» Task goal
Go through the entries below and collect each line with the string "text" in it.

» Stored data
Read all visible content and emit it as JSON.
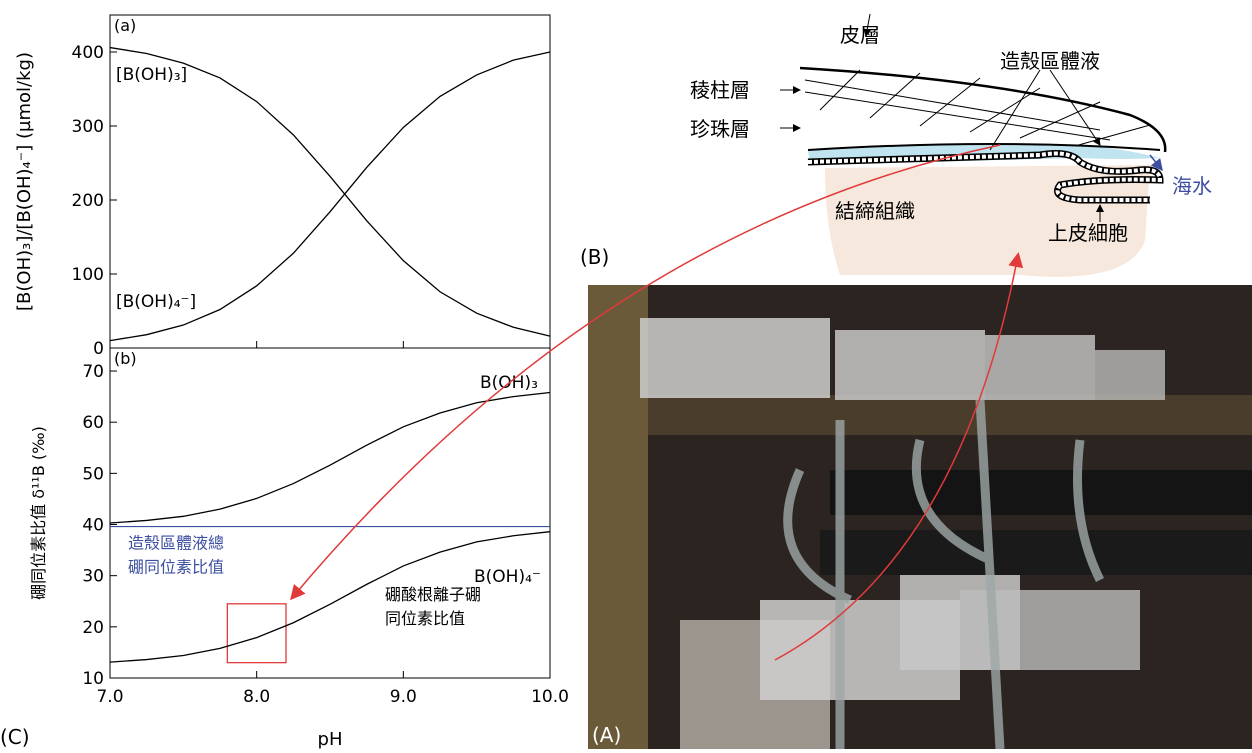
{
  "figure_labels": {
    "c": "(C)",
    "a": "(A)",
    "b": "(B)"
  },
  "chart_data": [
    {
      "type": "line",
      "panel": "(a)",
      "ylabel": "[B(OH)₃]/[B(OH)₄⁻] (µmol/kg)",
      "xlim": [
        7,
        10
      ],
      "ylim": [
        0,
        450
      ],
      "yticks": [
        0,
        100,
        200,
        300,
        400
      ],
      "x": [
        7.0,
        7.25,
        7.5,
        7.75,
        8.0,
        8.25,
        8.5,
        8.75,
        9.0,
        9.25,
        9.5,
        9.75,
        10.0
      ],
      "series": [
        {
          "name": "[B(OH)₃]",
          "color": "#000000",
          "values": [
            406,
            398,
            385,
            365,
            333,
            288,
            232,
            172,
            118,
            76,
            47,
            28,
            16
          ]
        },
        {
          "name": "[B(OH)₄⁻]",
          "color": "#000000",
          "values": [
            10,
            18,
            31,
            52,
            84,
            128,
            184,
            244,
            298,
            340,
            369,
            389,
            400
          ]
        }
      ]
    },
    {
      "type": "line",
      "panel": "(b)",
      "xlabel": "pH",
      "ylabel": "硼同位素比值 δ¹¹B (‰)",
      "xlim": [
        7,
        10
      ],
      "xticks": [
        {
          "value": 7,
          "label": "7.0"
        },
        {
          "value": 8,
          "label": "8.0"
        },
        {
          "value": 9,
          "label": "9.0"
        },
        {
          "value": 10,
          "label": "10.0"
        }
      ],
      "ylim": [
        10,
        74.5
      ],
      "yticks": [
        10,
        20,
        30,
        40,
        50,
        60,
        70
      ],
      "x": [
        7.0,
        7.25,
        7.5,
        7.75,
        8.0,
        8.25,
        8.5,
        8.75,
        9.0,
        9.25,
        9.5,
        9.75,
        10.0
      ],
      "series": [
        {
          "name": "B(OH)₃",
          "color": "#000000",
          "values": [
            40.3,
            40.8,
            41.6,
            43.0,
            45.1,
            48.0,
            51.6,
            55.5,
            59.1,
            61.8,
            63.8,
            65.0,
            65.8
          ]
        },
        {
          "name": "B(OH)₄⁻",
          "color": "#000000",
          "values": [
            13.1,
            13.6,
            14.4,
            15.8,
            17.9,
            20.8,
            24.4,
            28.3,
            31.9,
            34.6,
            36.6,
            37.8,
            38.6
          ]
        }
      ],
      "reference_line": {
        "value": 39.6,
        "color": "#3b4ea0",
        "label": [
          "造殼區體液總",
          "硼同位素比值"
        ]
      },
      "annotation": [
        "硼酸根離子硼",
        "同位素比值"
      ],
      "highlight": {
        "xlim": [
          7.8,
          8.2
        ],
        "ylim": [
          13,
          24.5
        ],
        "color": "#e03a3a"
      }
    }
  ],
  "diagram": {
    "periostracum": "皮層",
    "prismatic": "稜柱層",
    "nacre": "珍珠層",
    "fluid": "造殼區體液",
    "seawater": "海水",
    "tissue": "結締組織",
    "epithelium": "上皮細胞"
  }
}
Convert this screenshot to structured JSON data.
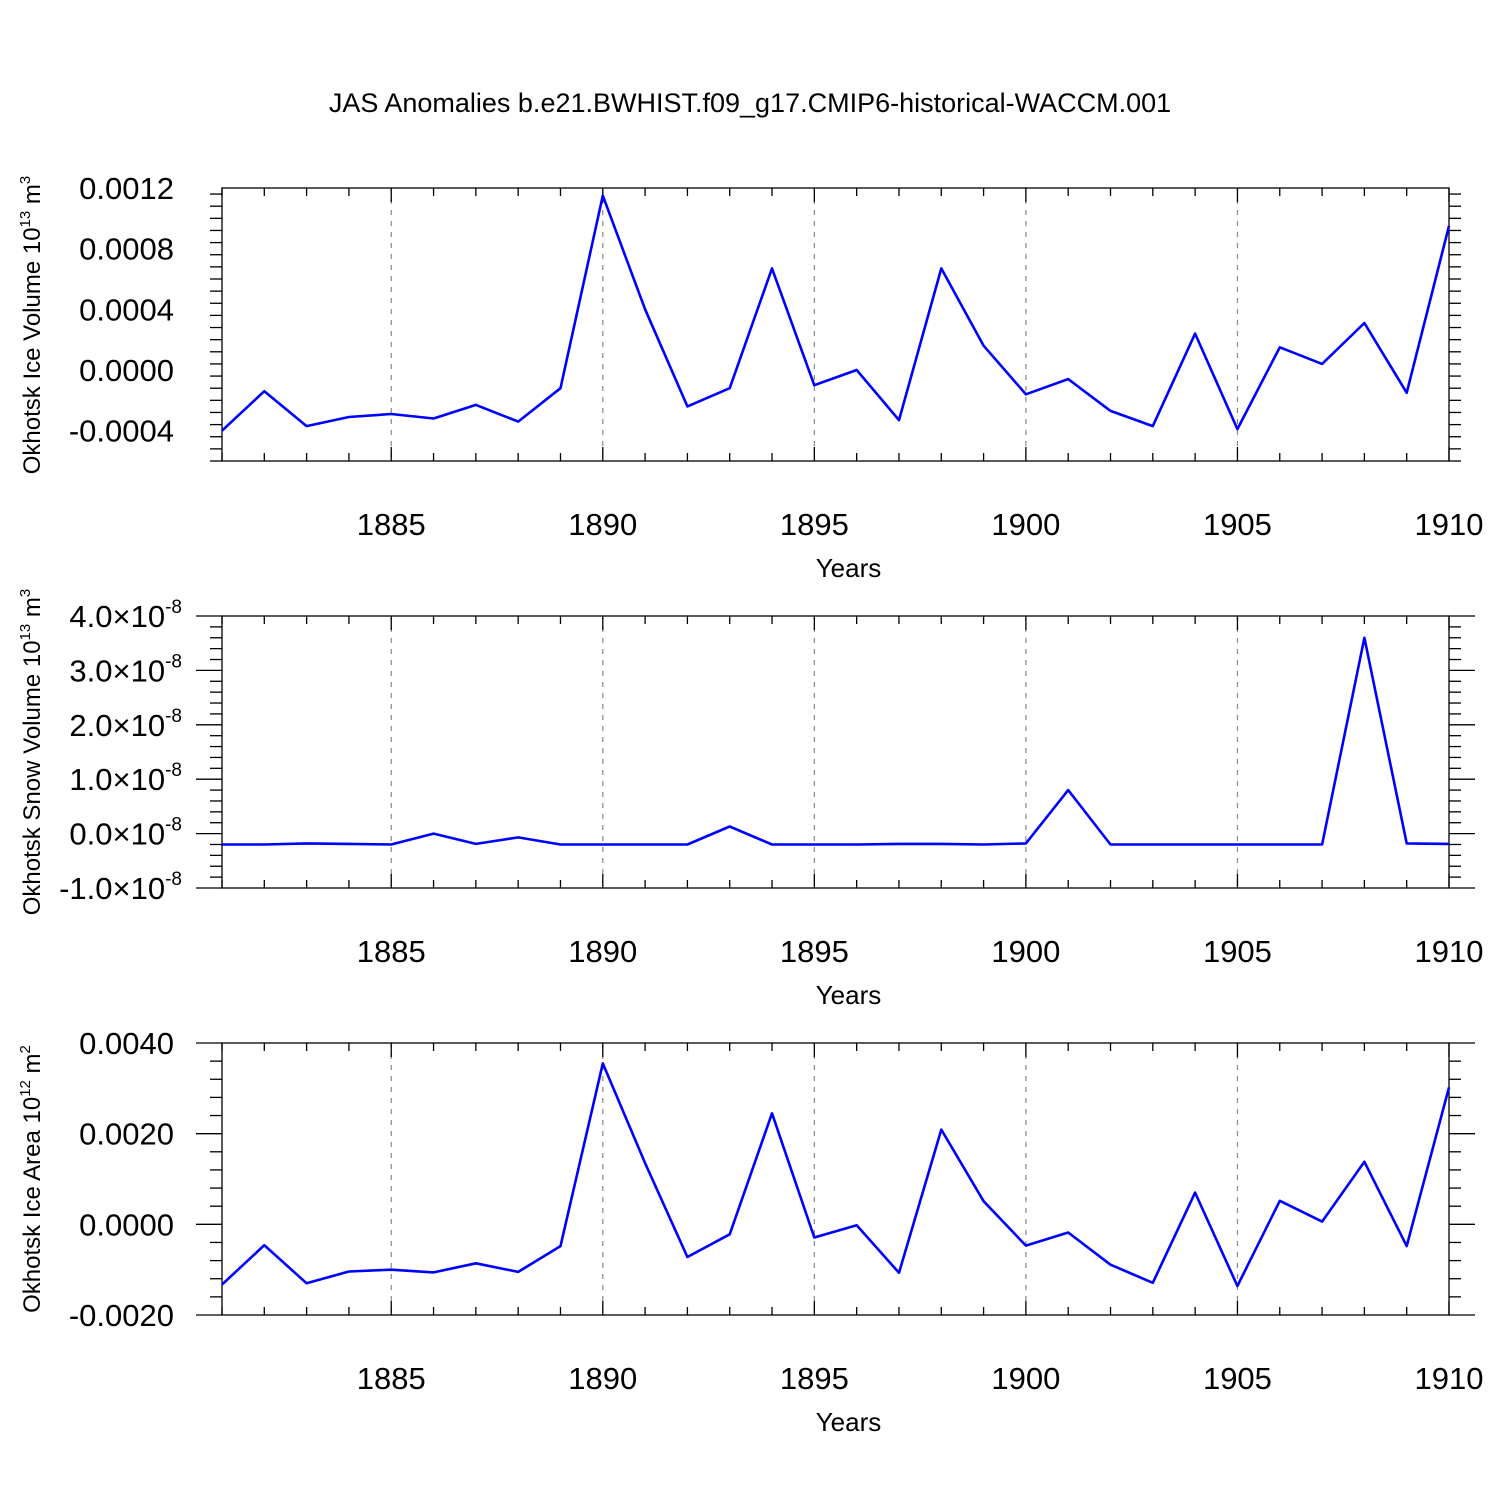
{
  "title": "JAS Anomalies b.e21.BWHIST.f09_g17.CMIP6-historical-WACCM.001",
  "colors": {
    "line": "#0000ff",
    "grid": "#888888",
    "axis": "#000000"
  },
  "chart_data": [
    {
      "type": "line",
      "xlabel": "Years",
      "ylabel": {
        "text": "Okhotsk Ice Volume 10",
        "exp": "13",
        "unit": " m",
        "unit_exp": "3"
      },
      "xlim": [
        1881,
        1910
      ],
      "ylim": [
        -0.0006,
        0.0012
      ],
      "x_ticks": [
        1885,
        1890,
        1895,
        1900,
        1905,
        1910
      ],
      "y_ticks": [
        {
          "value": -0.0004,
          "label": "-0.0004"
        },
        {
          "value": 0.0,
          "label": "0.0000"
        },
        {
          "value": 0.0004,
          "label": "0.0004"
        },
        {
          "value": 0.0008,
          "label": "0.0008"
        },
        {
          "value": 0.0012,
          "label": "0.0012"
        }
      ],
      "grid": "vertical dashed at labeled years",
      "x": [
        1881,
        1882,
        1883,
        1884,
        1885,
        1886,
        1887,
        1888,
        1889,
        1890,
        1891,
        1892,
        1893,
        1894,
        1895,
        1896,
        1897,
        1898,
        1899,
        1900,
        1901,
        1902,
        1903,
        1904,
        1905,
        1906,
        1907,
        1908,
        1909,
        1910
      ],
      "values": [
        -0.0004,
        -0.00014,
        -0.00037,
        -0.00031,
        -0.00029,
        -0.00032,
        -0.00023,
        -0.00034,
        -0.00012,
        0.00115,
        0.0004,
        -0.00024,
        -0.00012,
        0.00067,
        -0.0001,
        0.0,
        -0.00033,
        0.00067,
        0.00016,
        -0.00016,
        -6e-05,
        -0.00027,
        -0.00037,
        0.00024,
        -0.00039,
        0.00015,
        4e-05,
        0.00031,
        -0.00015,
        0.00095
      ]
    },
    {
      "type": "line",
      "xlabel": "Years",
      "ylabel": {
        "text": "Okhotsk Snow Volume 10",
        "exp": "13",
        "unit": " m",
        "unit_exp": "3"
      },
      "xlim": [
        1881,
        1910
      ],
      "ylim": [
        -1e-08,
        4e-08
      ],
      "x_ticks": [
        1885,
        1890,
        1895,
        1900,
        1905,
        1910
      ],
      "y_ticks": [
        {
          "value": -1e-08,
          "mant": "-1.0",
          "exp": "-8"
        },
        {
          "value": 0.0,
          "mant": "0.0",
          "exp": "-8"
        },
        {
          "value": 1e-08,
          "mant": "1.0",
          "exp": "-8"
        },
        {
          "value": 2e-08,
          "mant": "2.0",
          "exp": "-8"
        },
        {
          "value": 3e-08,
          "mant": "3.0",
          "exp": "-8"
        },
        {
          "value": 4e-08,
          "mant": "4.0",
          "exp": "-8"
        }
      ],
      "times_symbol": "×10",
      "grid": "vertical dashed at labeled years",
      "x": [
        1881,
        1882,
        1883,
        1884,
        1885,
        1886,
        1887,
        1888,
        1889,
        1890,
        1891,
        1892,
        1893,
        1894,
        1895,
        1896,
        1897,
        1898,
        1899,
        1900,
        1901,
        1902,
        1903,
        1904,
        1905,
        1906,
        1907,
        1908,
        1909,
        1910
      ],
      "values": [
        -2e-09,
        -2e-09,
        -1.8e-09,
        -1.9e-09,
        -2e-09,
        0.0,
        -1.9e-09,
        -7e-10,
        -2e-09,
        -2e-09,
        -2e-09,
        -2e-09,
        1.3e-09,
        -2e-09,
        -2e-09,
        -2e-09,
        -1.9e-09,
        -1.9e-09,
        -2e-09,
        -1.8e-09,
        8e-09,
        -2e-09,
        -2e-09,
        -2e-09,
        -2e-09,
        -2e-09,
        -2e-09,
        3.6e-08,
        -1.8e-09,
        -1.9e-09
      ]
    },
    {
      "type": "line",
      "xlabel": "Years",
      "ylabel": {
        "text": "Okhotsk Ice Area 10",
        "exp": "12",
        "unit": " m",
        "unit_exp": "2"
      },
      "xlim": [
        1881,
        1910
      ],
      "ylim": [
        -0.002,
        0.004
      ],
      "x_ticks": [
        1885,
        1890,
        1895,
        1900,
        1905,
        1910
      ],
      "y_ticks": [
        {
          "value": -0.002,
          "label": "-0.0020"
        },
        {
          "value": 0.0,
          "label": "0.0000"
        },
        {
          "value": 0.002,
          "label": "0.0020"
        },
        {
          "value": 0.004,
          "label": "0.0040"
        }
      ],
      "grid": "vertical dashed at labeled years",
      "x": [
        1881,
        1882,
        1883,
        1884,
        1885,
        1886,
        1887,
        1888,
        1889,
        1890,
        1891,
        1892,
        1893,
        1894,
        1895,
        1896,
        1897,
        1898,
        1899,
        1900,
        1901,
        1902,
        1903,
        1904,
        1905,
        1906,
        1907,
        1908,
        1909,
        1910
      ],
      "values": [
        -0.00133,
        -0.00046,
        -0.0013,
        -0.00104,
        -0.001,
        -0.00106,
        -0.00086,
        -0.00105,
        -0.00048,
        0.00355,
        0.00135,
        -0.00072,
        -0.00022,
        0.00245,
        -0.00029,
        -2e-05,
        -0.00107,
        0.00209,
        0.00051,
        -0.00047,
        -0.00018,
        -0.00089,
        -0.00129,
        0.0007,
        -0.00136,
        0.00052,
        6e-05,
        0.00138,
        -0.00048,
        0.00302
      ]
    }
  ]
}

» Answer to this problem
        "text": "Okhotsk Ice Volume 10",
        "text": "Okhotsk Snow Volume 10",
        "text": "Okhotsk Ice Area 10",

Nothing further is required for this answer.